• **THE REQUEST**
Entries follow. Set all of them down as they stand.

-- START GIVEN DATA --

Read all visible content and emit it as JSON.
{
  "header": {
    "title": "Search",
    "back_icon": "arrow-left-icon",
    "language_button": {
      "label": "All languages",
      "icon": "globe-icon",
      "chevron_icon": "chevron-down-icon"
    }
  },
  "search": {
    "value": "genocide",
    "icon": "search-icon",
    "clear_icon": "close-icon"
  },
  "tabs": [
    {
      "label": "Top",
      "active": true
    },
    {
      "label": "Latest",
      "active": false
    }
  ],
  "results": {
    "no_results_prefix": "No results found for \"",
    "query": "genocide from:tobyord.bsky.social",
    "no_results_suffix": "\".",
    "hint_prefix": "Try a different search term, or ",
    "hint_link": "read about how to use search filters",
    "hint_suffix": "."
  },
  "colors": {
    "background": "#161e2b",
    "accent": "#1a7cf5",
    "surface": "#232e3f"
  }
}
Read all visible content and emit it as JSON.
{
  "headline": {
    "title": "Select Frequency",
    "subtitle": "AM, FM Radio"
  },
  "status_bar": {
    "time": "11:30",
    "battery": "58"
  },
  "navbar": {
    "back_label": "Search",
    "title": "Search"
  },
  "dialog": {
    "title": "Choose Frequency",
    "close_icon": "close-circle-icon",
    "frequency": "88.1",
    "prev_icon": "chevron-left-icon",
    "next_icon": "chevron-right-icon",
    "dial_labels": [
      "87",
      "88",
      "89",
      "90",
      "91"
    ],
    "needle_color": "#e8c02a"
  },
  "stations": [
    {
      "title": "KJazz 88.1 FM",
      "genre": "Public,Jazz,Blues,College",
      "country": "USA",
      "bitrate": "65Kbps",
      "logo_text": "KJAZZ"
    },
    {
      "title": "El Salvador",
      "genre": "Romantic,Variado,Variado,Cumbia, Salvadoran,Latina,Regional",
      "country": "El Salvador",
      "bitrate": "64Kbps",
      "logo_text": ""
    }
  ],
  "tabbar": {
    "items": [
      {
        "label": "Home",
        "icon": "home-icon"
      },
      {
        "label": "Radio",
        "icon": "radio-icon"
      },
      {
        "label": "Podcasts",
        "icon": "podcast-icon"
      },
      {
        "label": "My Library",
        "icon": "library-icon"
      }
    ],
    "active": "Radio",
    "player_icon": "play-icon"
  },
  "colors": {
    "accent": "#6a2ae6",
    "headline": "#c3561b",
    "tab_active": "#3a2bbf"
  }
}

-- END GIVEN DATA --

• **WRITTEN SOLUTION**
Read all visible content and emit it as JSON.
{
  "header": {
    "title": "Search",
    "back_icon": "arrow-left-icon",
    "language_button": {
      "label": "All languages",
      "icon": "globe-icon",
      "chevron_icon": "chevron-down-icon"
    }
  },
  "search": {
    "value": "genocide",
    "icon": "search-icon",
    "clear_icon": "close-icon"
  },
  "tabs": [
    {
      "label": "Top",
      "active": true
    },
    {
      "label": "Latest",
      "active": false
    }
  ],
  "results": {
    "no_results_prefix": "No results found for \"",
    "query": "genocide from:tobyord.bsky.social",
    "no_results_suffix": "\".",
    "hint_prefix": "Try a different search term, or ",
    "hint_link": "read about how to use search filters",
    "hint_suffix": "."
  },
  "colors": {
    "background": "#161e2b",
    "accent": "#1a7cf5",
    "surface": "#232e3f"
  }
}
Read all visible content and emit it as JSON.
{
  "headline": {
    "title": "Select Frequency",
    "subtitle": "AM, FM Radio"
  },
  "status_bar": {
    "time": "11:30",
    "battery": "58"
  },
  "navbar": {
    "back_label": "Search",
    "title": "Search"
  },
  "dialog": {
    "title": "Choose Frequency",
    "close_icon": "close-circle-icon",
    "frequency": "88.1",
    "prev_icon": "chevron-left-icon",
    "next_icon": "chevron-right-icon",
    "dial_labels": [
      "87",
      "88",
      "89",
      "90",
      "91"
    ],
    "needle_color": "#e8c02a"
  },
  "stations": [
    {
      "title": "KJazz 88.1 FM",
      "genre": "Public,Jazz,Blues,College",
      "country": "USA",
      "bitrate": "65Kbps",
      "logo_text": "KJAZZ"
    },
    {
      "title": "El Salvador",
      "genre": "Romantic,Variado,Variado,Cumbia, Salvadoran,Latina,Regional",
      "country": "El Salvador",
      "bitrate": "64Kbps",
      "logo_text": ""
    }
  ],
  "tabbar": {
    "items": [
      {
        "label": "Home",
        "icon": "home-icon"
      },
      {
        "label": "Radio",
        "icon": "radio-icon"
      },
      {
        "label": "Podcasts",
        "icon": "podcast-icon"
      },
      {
        "label": "My Library",
        "icon": "library-icon"
      }
    ],
    "active": "Radio",
    "player_icon": "play-icon"
  },
  "colors": {
    "accent": "#6a2ae6",
    "headline": "#c3561b",
    "tab_active": "#3a2bbf"
  }
}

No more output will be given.